**Available data**

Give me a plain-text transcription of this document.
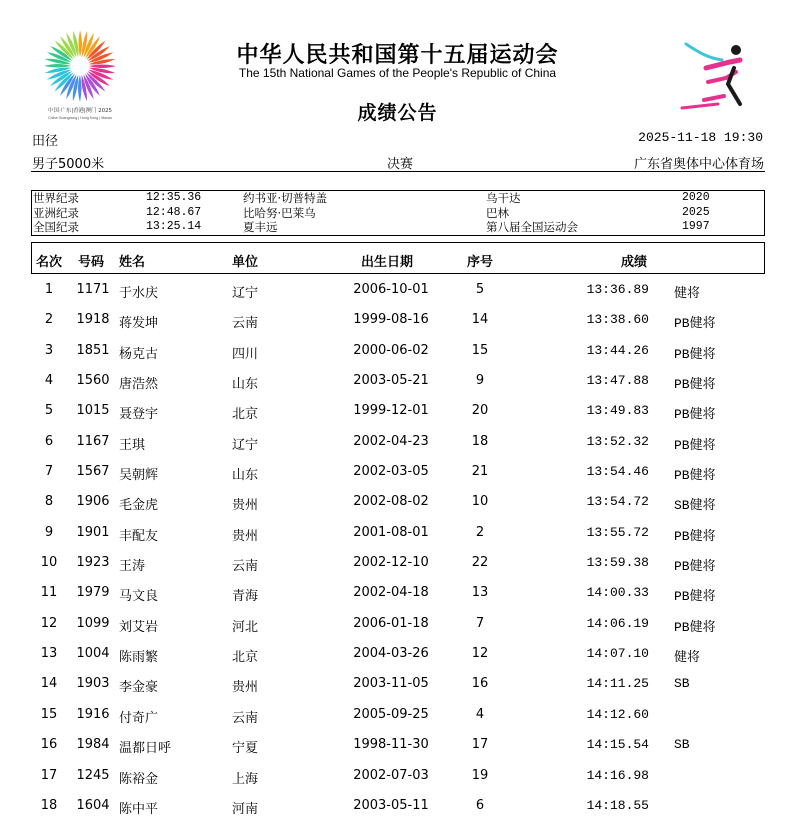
中国·广东|香港|澳门 2025
China·Guangdong | Hong Kong | Macao
中华人民共和国第十五届运动会
The 15th National Games of the People's Republic of China
成绩公告
田径	2025-11-18 19:30
男子5000米	决赛	广东省奥体中心体育场
世界纪录	12:35.36	约书亚·切普特盖	乌干达	2020
亚洲纪录	12:48.67	比哈努·巴莱乌	巴林	2025
全国纪录	13:25.14	夏丰远	第八届全国运动会	1997
名次 号码 姓名	单位	出生日期	序号	成绩
1	1171 于水庆	辽宁	2006-10-01	5	13:36.89 健将
2	1918 蒋发坤	云南	1999-08-16	14	13:38.60 PB健将
3	1851 杨克古	四川	2000-06-02	15	13:44.26 PB健将
4	1560 唐浩然	山东	2003-05-21	9	13:47.88 PB健将
5	1015 聂登宇	北京	1999-12-01	20	13:49.83 PB健将
6	1167 王琪	辽宁	2002-04-23	18	13:52.32 PB健将
7	1567 吴朝辉	山东	2002-03-05	21	13:54.46 PB健将
8	1906 毛金虎	贵州	2002-08-02	10	13:54.72 SB健将
9	1901 丰配友	贵州	2001-08-01	2	13:55.72 PB健将
10	1923 王涛	云南	2002-12-10	22	13:59.38 PB健将
11	1979 马文良	青海	2002-04-18	13	14:00.33 PB健将
12	1099 刘艾岩	河北	2006-01-18	7	14:06.19 PB健将
13	1004 陈雨繁	北京	2004-03-26	12	14:07.10 健将
14	1903 李金豪	贵州	2003-11-05	16	14:11.25 SB
15	1916 付奇广	云南	2005-09-25	4	14:12.60
16	1984 温都日呼	宁夏	1998-11-30	17	14:15.54 SB
17	1245 陈裕金	上海	2002-07-03	19	14:16.98
18	1604 陈中平	河南	2003-05-11	6	14:18.55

**Goal**
Write the full listing out again with every line unchanged, but include no pictures.

**Response to the task**
Give me a plain-text transcription of this document.
中国·广东|香港|澳门 2025
China·Guangdong | Hong Kong | Macao
中华人民共和国第十五届运动会
The 15th National Games of the People's Republic of China
成绩公告
田径	2025-11-18 19:30
男子5000米	决赛	广东省奥体中心体育场
世界纪录	12:35.36	约书亚·切普特盖	乌干达	2020
亚洲纪录	12:48.67	比哈努·巴莱乌	巴林	2025
全国纪录	13:25.14	夏丰远	第八届全国运动会	1997
名次 号码 姓名	单位	出生日期	序号	成绩
1	1171 于水庆	辽宁	2006-10-01	5	13:36.89 健将
2	1918 蒋发坤	云南	1999-08-16	14	13:38.60 PB健将
3	1851 杨克古	四川	2000-06-02	15	13:44.26 PB健将
4	1560 唐浩然	山东	2003-05-21	9	13:47.88 PB健将
5	1015 聂登宇	北京	1999-12-01	20	13:49.83 PB健将
6	1167 王琪	辽宁	2002-04-23	18	13:52.32 PB健将
7	1567 吴朝辉	山东	2002-03-05	21	13:54.46 PB健将
8	1906 毛金虎	贵州	2002-08-02	10	13:54.72 SB健将
9	1901 丰配友	贵州	2001-08-01	2	13:55.72 PB健将
10	1923 王涛	云南	2002-12-10	22	13:59.38 PB健将
11	1979 马文良	青海	2002-04-18	13	14:00.33 PB健将
12	1099 刘艾岩	河北	2006-01-18	7	14:06.19 PB健将
13	1004 陈雨繁	北京	2004-03-26	12	14:07.10 健将
14	1903 李金豪	贵州	2003-11-05	16	14:11.25 SB
15	1916 付奇广	云南	2005-09-25	4	14:12.60
16	1984 温都日呼	宁夏	1998-11-30	17	14:15.54 SB
17	1245 陈裕金	上海	2002-07-03	19	14:16.98
18	1604 陈中平	河南	2003-05-11	6	14:18.55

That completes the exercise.